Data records
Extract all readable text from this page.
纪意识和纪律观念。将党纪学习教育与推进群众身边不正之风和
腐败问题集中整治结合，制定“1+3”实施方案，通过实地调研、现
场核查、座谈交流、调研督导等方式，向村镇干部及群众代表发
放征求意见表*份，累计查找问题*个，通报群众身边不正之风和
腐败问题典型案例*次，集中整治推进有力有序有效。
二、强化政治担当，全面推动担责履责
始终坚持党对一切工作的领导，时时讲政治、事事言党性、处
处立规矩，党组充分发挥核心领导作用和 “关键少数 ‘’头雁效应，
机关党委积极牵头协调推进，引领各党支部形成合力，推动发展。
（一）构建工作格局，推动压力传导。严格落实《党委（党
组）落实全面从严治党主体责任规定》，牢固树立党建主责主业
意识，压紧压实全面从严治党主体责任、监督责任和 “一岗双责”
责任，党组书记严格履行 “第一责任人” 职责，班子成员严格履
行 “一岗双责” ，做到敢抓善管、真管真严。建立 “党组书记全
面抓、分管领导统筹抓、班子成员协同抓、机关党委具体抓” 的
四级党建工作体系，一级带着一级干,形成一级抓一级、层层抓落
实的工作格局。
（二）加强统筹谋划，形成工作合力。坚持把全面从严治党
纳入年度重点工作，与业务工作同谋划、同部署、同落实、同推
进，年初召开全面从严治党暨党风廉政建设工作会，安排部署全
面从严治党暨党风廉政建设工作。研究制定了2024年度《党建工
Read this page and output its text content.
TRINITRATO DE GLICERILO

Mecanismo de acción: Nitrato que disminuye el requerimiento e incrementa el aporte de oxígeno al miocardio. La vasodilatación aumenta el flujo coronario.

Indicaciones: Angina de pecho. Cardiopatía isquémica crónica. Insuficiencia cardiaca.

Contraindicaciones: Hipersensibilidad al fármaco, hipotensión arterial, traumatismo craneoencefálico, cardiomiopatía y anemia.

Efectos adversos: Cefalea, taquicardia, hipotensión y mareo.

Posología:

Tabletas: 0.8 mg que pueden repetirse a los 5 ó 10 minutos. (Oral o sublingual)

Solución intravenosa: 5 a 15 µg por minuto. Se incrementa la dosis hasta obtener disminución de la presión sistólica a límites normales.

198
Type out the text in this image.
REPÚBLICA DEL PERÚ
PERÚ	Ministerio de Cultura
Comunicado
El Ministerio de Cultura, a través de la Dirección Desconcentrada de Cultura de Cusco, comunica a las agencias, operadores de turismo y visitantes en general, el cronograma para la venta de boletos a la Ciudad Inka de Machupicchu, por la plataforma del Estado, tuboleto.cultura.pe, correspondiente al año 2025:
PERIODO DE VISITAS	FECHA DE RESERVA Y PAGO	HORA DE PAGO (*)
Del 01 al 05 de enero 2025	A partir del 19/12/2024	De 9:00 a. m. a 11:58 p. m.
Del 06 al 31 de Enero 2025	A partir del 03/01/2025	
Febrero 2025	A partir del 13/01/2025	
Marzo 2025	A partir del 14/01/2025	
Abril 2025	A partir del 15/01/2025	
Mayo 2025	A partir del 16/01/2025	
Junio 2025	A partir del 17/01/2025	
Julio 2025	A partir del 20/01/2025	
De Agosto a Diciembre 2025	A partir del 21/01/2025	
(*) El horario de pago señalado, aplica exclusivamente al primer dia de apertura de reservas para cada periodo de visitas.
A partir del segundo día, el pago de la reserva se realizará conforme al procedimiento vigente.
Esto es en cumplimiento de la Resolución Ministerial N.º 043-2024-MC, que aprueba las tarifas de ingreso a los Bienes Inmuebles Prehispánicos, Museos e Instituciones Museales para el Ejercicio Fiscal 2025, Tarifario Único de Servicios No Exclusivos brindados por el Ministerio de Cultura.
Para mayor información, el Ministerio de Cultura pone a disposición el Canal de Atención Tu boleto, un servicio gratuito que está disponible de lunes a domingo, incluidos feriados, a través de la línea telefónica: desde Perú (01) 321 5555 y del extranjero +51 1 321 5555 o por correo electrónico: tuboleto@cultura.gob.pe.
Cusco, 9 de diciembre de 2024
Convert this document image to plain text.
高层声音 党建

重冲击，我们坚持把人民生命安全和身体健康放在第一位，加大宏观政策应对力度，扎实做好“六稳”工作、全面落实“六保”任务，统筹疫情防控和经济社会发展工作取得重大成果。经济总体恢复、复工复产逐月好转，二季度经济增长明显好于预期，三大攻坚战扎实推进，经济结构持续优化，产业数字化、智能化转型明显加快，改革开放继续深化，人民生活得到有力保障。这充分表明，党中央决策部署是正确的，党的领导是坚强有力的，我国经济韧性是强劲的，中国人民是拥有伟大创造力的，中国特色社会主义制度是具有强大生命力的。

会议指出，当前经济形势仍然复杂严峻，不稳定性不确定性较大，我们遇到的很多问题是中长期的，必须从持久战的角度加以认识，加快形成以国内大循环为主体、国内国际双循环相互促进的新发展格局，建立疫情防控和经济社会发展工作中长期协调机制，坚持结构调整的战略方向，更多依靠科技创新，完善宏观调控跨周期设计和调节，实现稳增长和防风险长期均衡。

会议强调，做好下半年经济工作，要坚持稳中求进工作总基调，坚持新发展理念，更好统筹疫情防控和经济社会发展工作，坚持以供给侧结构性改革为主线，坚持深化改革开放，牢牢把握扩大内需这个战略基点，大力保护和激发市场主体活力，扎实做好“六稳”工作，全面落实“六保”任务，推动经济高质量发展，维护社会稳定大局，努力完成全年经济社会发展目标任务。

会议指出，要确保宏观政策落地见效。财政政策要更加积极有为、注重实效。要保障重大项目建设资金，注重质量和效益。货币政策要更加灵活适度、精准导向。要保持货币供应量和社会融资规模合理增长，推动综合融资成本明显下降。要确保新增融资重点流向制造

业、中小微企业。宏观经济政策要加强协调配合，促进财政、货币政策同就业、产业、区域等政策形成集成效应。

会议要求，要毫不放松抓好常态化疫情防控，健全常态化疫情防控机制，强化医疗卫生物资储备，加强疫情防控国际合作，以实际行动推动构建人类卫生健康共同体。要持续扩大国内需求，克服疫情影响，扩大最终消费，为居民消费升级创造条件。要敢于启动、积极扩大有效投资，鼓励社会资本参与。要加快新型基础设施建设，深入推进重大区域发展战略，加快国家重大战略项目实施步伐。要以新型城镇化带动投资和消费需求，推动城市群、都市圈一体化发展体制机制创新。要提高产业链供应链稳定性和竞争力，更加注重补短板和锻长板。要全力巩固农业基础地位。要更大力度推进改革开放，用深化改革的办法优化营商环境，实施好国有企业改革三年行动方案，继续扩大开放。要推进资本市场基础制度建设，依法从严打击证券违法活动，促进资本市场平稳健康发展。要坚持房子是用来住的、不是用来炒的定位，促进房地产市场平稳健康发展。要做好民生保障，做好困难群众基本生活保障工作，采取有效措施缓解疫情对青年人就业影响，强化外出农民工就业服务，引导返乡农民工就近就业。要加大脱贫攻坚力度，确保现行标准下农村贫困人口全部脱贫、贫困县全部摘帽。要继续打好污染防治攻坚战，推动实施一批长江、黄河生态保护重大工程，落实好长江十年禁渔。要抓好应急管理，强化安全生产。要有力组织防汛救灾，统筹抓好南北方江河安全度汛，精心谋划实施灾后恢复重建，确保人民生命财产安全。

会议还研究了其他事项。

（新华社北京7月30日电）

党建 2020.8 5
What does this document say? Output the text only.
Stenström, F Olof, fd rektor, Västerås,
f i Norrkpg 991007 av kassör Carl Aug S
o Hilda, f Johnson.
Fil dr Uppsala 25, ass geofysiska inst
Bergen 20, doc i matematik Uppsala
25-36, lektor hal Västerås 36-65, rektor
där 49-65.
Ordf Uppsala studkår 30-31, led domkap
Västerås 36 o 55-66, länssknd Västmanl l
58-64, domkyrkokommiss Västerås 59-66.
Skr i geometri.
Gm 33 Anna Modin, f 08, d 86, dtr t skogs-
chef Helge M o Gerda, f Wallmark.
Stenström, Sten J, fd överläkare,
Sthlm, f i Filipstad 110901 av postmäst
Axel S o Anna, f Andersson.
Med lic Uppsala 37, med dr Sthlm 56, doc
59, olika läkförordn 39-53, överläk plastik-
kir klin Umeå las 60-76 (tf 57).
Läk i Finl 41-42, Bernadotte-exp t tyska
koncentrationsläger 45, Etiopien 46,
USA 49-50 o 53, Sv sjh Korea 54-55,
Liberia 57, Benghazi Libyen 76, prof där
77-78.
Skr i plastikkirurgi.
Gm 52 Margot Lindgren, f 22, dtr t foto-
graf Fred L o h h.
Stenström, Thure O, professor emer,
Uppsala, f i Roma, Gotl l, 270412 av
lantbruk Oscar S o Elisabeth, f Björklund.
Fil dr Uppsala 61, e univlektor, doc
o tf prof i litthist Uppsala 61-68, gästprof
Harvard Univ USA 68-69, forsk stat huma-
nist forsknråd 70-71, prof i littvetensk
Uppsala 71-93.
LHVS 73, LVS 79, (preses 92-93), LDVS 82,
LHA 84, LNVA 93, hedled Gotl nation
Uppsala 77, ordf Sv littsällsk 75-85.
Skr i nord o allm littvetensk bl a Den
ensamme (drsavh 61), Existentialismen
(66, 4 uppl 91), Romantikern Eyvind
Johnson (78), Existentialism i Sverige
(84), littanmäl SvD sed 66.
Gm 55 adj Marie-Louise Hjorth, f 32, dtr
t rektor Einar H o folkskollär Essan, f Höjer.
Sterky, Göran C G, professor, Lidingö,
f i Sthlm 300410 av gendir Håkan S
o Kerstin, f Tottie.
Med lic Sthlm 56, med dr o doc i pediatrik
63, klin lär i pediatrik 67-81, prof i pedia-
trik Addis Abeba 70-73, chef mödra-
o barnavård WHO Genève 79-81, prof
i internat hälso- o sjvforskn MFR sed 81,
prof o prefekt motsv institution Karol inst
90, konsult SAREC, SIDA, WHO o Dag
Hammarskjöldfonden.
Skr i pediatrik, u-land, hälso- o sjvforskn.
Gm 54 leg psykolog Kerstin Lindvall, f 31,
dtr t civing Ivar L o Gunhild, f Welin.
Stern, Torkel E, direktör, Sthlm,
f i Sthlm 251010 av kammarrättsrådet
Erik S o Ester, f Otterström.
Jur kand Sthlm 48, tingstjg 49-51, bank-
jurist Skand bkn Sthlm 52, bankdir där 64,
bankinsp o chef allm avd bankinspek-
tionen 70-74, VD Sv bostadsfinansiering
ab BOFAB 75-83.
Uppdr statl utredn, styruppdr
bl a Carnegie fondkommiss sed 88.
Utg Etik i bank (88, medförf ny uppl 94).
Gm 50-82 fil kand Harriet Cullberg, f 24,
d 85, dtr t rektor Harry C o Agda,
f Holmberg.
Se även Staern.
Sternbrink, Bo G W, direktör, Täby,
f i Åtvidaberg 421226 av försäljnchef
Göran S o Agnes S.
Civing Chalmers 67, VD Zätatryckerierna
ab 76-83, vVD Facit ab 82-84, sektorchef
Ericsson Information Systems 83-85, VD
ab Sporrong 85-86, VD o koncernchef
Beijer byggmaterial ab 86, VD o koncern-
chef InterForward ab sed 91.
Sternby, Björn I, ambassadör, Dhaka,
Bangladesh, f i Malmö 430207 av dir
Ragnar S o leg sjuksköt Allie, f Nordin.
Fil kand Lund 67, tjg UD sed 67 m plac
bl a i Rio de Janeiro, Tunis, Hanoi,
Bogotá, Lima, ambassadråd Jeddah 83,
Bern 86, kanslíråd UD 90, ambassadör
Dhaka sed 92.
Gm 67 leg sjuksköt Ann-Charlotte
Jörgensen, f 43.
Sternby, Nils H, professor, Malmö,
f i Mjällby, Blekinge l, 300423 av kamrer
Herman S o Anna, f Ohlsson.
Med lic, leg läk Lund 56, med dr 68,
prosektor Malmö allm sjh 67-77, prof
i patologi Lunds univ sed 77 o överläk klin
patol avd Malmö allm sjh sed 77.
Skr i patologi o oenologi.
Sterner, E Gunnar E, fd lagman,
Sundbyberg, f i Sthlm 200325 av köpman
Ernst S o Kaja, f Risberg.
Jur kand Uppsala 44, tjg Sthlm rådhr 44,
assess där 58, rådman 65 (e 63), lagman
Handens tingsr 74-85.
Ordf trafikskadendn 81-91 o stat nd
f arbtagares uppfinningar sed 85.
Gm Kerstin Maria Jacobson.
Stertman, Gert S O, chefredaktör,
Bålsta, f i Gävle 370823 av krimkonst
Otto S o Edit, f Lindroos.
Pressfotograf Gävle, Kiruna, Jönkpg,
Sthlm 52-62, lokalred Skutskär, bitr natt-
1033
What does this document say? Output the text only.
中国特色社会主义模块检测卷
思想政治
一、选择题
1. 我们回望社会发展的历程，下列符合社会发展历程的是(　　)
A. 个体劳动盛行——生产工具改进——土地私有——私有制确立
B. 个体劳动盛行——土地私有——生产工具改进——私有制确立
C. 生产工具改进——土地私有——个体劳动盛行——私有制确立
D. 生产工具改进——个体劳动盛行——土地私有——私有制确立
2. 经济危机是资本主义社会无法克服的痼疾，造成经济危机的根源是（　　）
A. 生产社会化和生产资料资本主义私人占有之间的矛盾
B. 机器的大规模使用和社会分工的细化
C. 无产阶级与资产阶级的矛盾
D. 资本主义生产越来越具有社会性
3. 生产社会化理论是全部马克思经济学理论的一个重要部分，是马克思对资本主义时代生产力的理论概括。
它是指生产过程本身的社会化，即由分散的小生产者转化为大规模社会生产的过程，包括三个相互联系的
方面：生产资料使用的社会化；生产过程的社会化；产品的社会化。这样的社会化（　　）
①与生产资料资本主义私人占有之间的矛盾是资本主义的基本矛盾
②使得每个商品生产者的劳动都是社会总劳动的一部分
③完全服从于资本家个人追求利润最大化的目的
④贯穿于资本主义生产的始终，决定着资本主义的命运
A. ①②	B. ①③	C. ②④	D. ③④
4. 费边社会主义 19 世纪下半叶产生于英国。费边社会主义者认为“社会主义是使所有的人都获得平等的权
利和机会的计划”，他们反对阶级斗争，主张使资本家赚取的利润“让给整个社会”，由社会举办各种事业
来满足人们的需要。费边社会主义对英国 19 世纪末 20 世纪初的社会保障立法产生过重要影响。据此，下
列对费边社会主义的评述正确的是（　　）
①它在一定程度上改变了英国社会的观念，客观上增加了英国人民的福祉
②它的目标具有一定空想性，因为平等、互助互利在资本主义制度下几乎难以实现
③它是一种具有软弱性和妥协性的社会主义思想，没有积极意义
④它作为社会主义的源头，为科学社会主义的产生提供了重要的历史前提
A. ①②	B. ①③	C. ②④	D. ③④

Exercise directions :: Determine the number of lines in the listing that contain the string "uppl". Write that number and nothing else.

Solution to this exercise :: 2